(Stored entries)

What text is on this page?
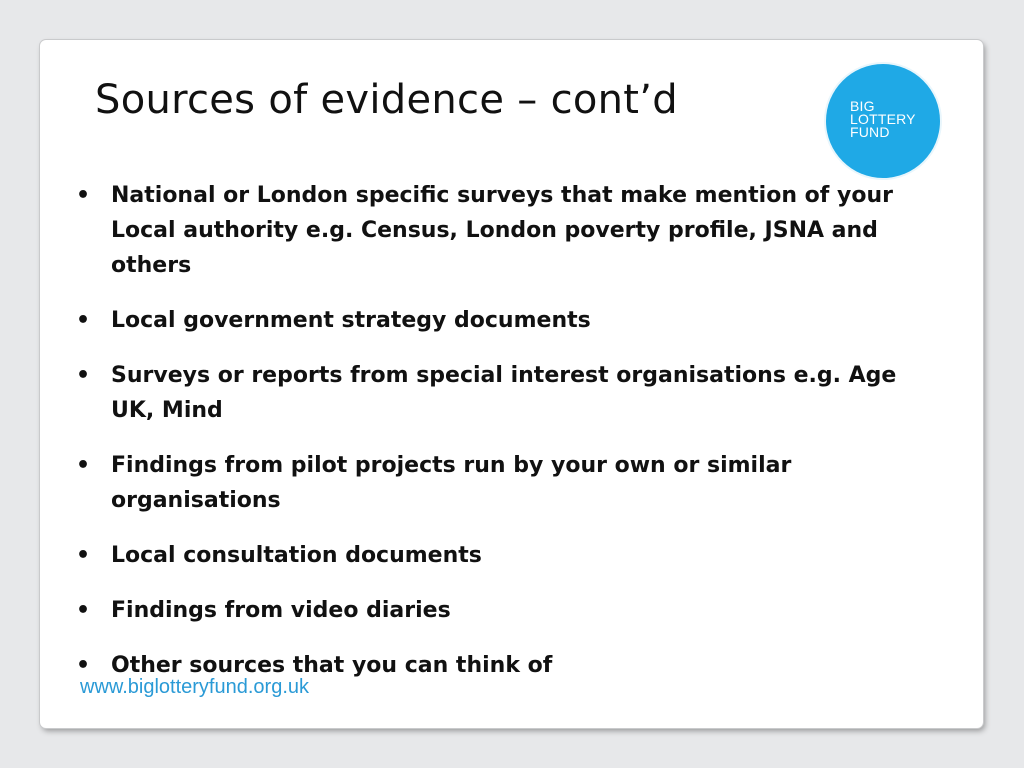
Sources of evidence – cont’d	BIG
LOTTERY
FUND
• National or London specific surveys that make mention of your Local authority e.g. Census, London poverty profile, JSNA and others
• Local government strategy documents
• Surveys or reports from special interest organisations e.g. Age UK, Mind
• Findings from pilot projects run by your own or similar organisations
• Local consultation documents
• Findings from video diaries
• Other sources that you can think of
www.biglotteryfund.org.uk
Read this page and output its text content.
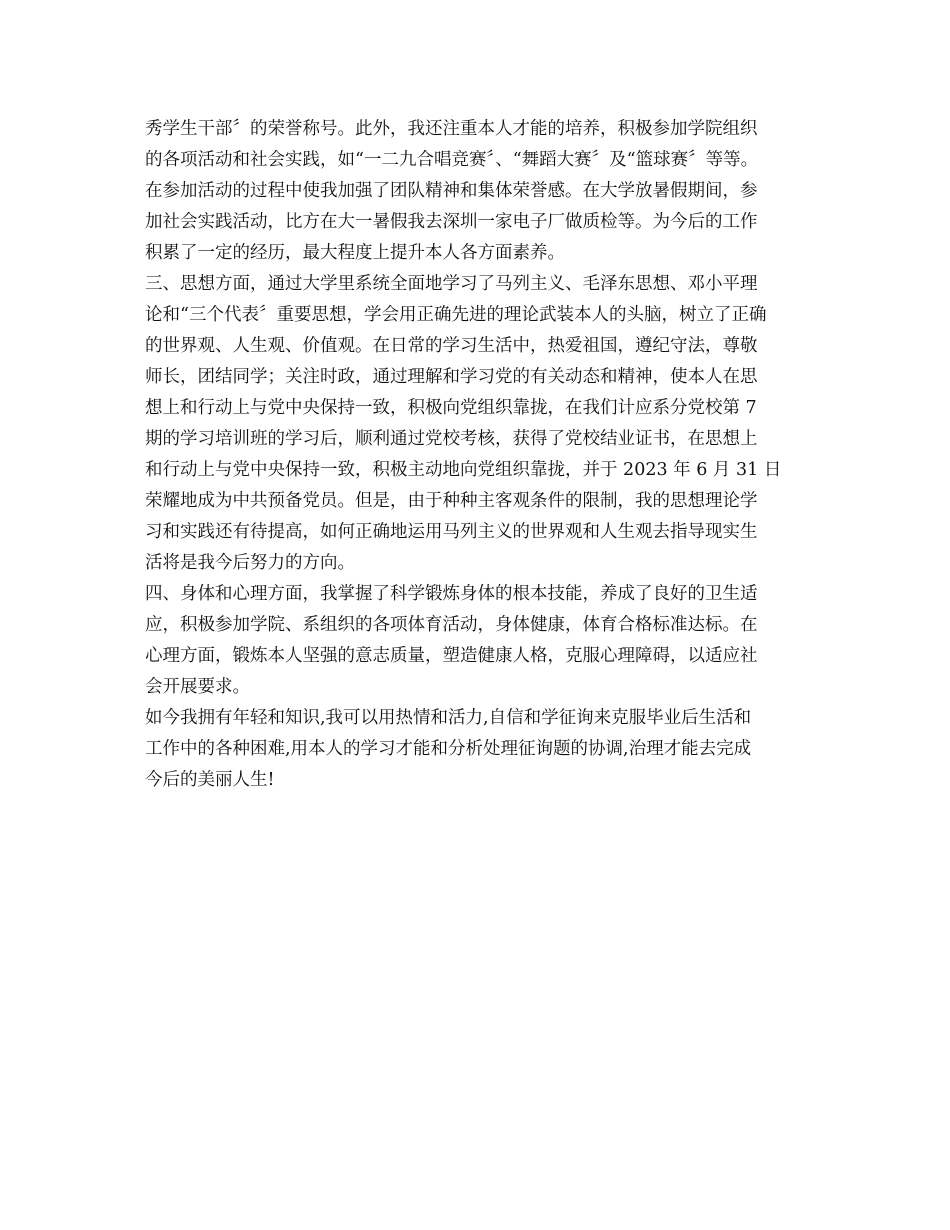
秀学生干部〞的荣誉称号。此外，我还注重本人才能的培养，积极参加学院组织
的各项活动和社会实践，如“一二九合唱竞赛〞、“舞蹈大赛〞及“篮球赛〞等等。
在参加活动的过程中使我加强了团队精神和集体荣誉感。在大学放暑假期间，参
加社会实践活动，比方在大一暑假我去深圳一家电子厂做质检等。为今后的工作
积累了一定的经历，最大程度上提升本人各方面素养。
三、思想方面，通过大学里系统全面地学习了马列主义、毛泽东思想、邓小平理
论和“三个代表〞重要思想，学会用正确先进的理论武装本人的头脑，树立了正确
的世界观、人生观、价值观。在日常的学习生活中，热爱祖国，遵纪守法，尊敬
师长，团结同学；关注时政，通过理解和学习党的有关动态和精神，使本人在思
想上和行动上与党中央保持一致，积极向党组织靠拢，在我们计应系分党校第 7
期的学习培训班的学习后，顺利通过党校考核，获得了党校结业证书，在思想上
和行动上与党中央保持一致，积极主动地向党组织靠拢，并于 2023 年 6 月 31 日
荣耀地成为中共预备党员。但是，由于种种主客观条件的限制，我的思想理论学
习和实践还有待提高，如何正确地运用马列主义的世界观和人生观去指导现实生
活将是我今后努力的方向。
四、身体和心理方面，我掌握了科学锻炼身体的根本技能，养成了良好的卫生适
应，积极参加学院、系组织的各项体育活动，身体健康，体育合格标准达标。在
心理方面，锻炼本人坚强的意志质量，塑造健康人格，克服心理障碍，以适应社
会开展要求。
如今我拥有年轻和知识,我可以用热情和活力,自信和学征询来克服毕业后生活和
工作中的各种困难,用本人的学习才能和分析处理征询题的协调,治理才能去完成
今后的美丽人生!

* **AIM OF THE TASK**: Write out the full listing verbatim, excluding its pictures.

* **RESPONSE TO THE TASK**:
What text is on this page?
Sources of evidence – cont’d	BIG
LOTTERY
FUND
• National or London specific surveys that make mention of your Local authority e.g. Census, London poverty profile, JSNA and others
• Local government strategy documents
• Surveys or reports from special interest organisations e.g. Age UK, Mind
• Findings from pilot projects run by your own or similar organisations
• Local consultation documents
• Findings from video diaries
• Other sources that you can think of
www.biglotteryfund.org.uk
Read this page and output its text content.
秀学生干部〞的荣誉称号。此外，我还注重本人才能的培养，积极参加学院组织
的各项活动和社会实践，如“一二九合唱竞赛〞、“舞蹈大赛〞及“篮球赛〞等等。
在参加活动的过程中使我加强了团队精神和集体荣誉感。在大学放暑假期间，参
加社会实践活动，比方在大一暑假我去深圳一家电子厂做质检等。为今后的工作
积累了一定的经历，最大程度上提升本人各方面素养。
三、思想方面，通过大学里系统全面地学习了马列主义、毛泽东思想、邓小平理
论和“三个代表〞重要思想，学会用正确先进的理论武装本人的头脑，树立了正确
的世界观、人生观、价值观。在日常的学习生活中，热爱祖国，遵纪守法，尊敬
师长，团结同学；关注时政，通过理解和学习党的有关动态和精神，使本人在思
想上和行动上与党中央保持一致，积极向党组织靠拢，在我们计应系分党校第 7
期的学习培训班的学习后，顺利通过党校考核，获得了党校结业证书，在思想上
和行动上与党中央保持一致，积极主动地向党组织靠拢，并于 2023 年 6 月 31 日
荣耀地成为中共预备党员。但是，由于种种主客观条件的限制，我的思想理论学
习和实践还有待提高，如何正确地运用马列主义的世界观和人生观去指导现实生
活将是我今后努力的方向。
四、身体和心理方面，我掌握了科学锻炼身体的根本技能，养成了良好的卫生适
应，积极参加学院、系组织的各项体育活动，身体健康，体育合格标准达标。在
心理方面，锻炼本人坚强的意志质量，塑造健康人格，克服心理障碍，以适应社
会开展要求。
如今我拥有年轻和知识,我可以用热情和活力,自信和学征询来克服毕业后生活和
工作中的各种困难,用本人的学习才能和分析处理征询题的协调,治理才能去完成
今后的美丽人生!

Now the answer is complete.